**Written problem:** List the lines of this listing that hold the word "Mikaszówka".

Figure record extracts
— start —
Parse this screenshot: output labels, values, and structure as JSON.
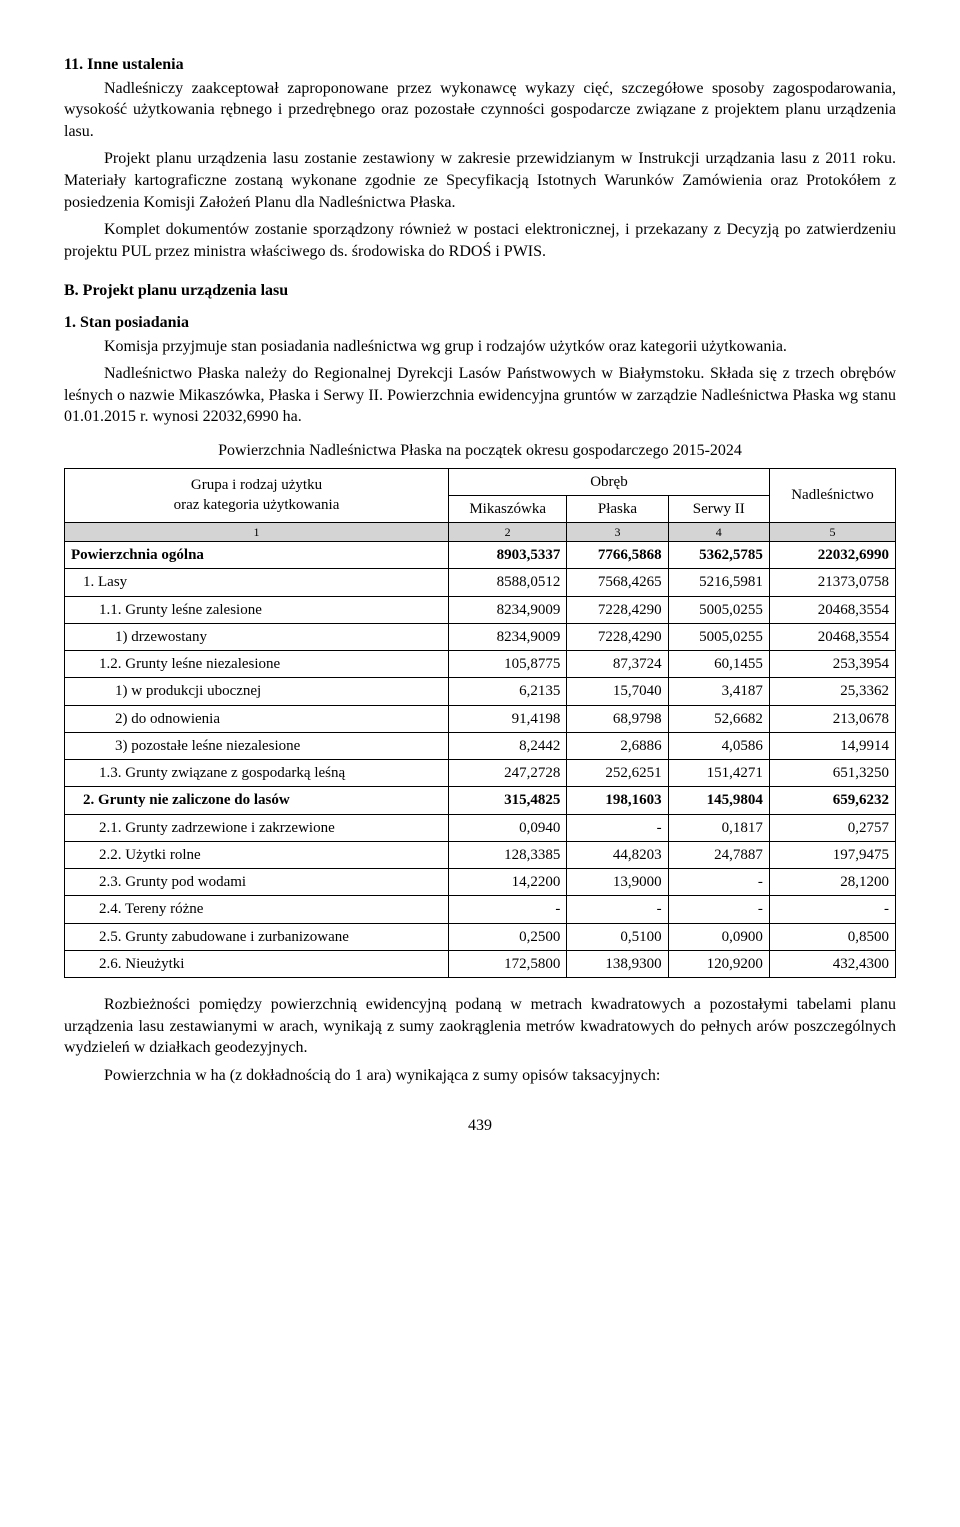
{
  "sections": {
    "s11_title": "11. Inne ustalenia",
    "s11_p1": "Nadleśniczy zaakceptował zaproponowane przez wykonawcę wykazy cięć, szczegółowe sposoby zagospodarowania, wysokość użytkowania rębnego i przedrębnego oraz pozostałe czynności gospodarcze związane z projektem planu urządzenia lasu.",
    "s11_p2": "Projekt planu urządzenia lasu zostanie zestawiony w zakresie przewidzianym w Instrukcji urządzania lasu z 2011 roku. Materiały kartograficzne zostaną wykonane zgodnie ze Specyfikacją Istotnych Warunków Zamówienia oraz Protokółem z posiedzenia Komisji Założeń Planu dla Nadleśnictwa Płaska.",
    "s11_p3": "Komplet dokumentów zostanie sporządzony również w postaci elektronicznej, i przekazany z Decyzją po zatwierdzeniu projektu PUL przez ministra właściwego ds. środowiska do RDOŚ i PWIS.",
    "partB_title": "B. Projekt planu urządzenia lasu",
    "s1_title": "1. Stan posiadania",
    "s1_p1": "Komisja przyjmuje stan posiadania nadleśnictwa wg grup i rodzajów użytków oraz kategorii użytkowania.",
    "s1_p2": "Nadleśnictwo Płaska należy do Regionalnej Dyrekcji Lasów Państwowych w Białymstoku. Składa się z trzech obrębów leśnych o nazwie Mikaszówka, Płaska i Serwy II. Powierzchnia ewidencyjna gruntów w zarządzie Nadleśnictwa Płaska wg stanu 01.01.2015 r. wynosi 22032,6990 ha.",
    "table_title": "Powierzchnia Nadleśnictwa Płaska na początek okresu gospodarczego 2015-2024",
    "footer_p1": "Rozbieżności pomiędzy powierzchnią ewidencyjną podaną w metrach kwadratowych a pozostałymi tabelami planu urządzenia lasu zestawianymi w arach, wynikają z sumy zaokrąglenia metrów kwadratowych do pełnych arów poszczególnych wydzieleń w działkach geodezyjnych.",
    "footer_p2": "Powierzchnia w ha (z dokładnością do 1 ara) wynikająca z sumy opisów taksacyjnych:"
  },
  "table": {
    "header": {
      "col1_line1": "Grupa i rodzaj użytku",
      "col1_line2": "oraz kategoria użytkowania",
      "obreb_label": "Obręb",
      "mikaszowka": "Mikaszówka",
      "plaska": "Płaska",
      "serwy": "Serwy II",
      "nadlesnictwo": "Nadleśnictwo",
      "n1": "1",
      "n2": "2",
      "n3": "3",
      "n4": "4",
      "n5": "5"
    },
    "rows": [
      {
        "label": "Powierzchnia ogólna",
        "c2": "8903,5337",
        "c3": "7766,5868",
        "c4": "5362,5785",
        "c5": "22032,6990",
        "bold": true,
        "dashedBelow": true,
        "indent": 0
      },
      {
        "label": "1. Lasy",
        "c2": "8588,0512",
        "c3": "7568,4265",
        "c4": "5216,5981",
        "c5": "21373,0758",
        "bold": false,
        "dashedBelow": true,
        "indent": 1
      },
      {
        "label": "1.1. Grunty leśne zalesione",
        "c2": "8234,9009",
        "c3": "7228,4290",
        "c4": "5005,0255",
        "c5": "20468,3554",
        "bold": false,
        "dashedBelow": true,
        "indent": 2
      },
      {
        "label": "1) drzewostany",
        "c2": "8234,9009",
        "c3": "7228,4290",
        "c4": "5005,0255",
        "c5": "20468,3554",
        "bold": false,
        "dashedBelow": true,
        "indent": 3
      },
      {
        "label": "1.2. Grunty leśne niezalesione",
        "c2": "105,8775",
        "c3": "87,3724",
        "c4": "60,1455",
        "c5": "253,3954",
        "bold": false,
        "dashedBelow": true,
        "indent": 2
      },
      {
        "label": "1) w produkcji ubocznej",
        "c2": "6,2135",
        "c3": "15,7040",
        "c4": "3,4187",
        "c5": "25,3362",
        "bold": false,
        "dashedBelow": true,
        "indent": 3
      },
      {
        "label": "2) do odnowienia",
        "c2": "91,4198",
        "c3": "68,9798",
        "c4": "52,6682",
        "c5": "213,0678",
        "bold": false,
        "dashedBelow": true,
        "indent": 3
      },
      {
        "label": "3) pozostałe leśne niezalesione",
        "c2": "8,2442",
        "c3": "2,6886",
        "c4": "4,0586",
        "c5": "14,9914",
        "bold": false,
        "dashedBelow": true,
        "indent": 3
      },
      {
        "label": "1.3. Grunty związane z gospodarką leśną",
        "c2": "247,2728",
        "c3": "252,6251",
        "c4": "151,4271",
        "c5": "651,3250",
        "bold": false,
        "dashedBelow": false,
        "indent": 2
      },
      {
        "label": "2. Grunty nie zaliczone do lasów",
        "c2": "315,4825",
        "c3": "198,1603",
        "c4": "145,9804",
        "c5": "659,6232",
        "bold": true,
        "dashedBelow": true,
        "indent": 1
      },
      {
        "label": "2.1. Grunty zadrzewione i zakrzewione",
        "c2": "0,0940",
        "c3": "-",
        "c4": "0,1817",
        "c5": "0,2757",
        "bold": false,
        "dashedBelow": false,
        "indent": 2
      },
      {
        "label": "2.2. Użytki rolne",
        "c2": "128,3385",
        "c3": "44,8203",
        "c4": "24,7887",
        "c5": "197,9475",
        "bold": false,
        "dashedBelow": false,
        "indent": 2
      },
      {
        "label": "2.3. Grunty pod wodami",
        "c2": "14,2200",
        "c3": "13,9000",
        "c4": "-",
        "c5": "28,1200",
        "bold": false,
        "dashedBelow": false,
        "indent": 2
      },
      {
        "label": "2.4. Tereny różne",
        "c2": "-",
        "c3": "-",
        "c4": "-",
        "c5": "-",
        "bold": false,
        "dashedBelow": false,
        "indent": 2
      },
      {
        "label": "2.5. Grunty zabudowane i zurbanizowane",
        "c2": "0,2500",
        "c3": "0,5100",
        "c4": "0,0900",
        "c5": "0,8500",
        "bold": false,
        "dashedBelow": false,
        "indent": 2
      },
      {
        "label": "2.6. Nieużytki",
        "c2": "172,5800",
        "c3": "138,9300",
        "c4": "120,9200",
        "c5": "432,4300",
        "bold": false,
        "dashedBelow": false,
        "indent": 2
      }
    ]
  },
  "page_number": "439"
}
— end —
**Reply to the exercise:**
    "s1_p2": "Nadleśnictwo Płaska należy do Regionalnej Dyrekcji Lasów Państwowych w Białymstoku. Składa się z trzech obrębów leśnych o nazwie Mikaszówka, Płaska i Serwy II. Powierzchnia ewidencyjna gruntów w zarządzie Nadleśnictwa Płaska wg stanu 01.01.2015 r. wynosi 22032,6990 ha.",
      "mikaszowka": "Mikaszówka",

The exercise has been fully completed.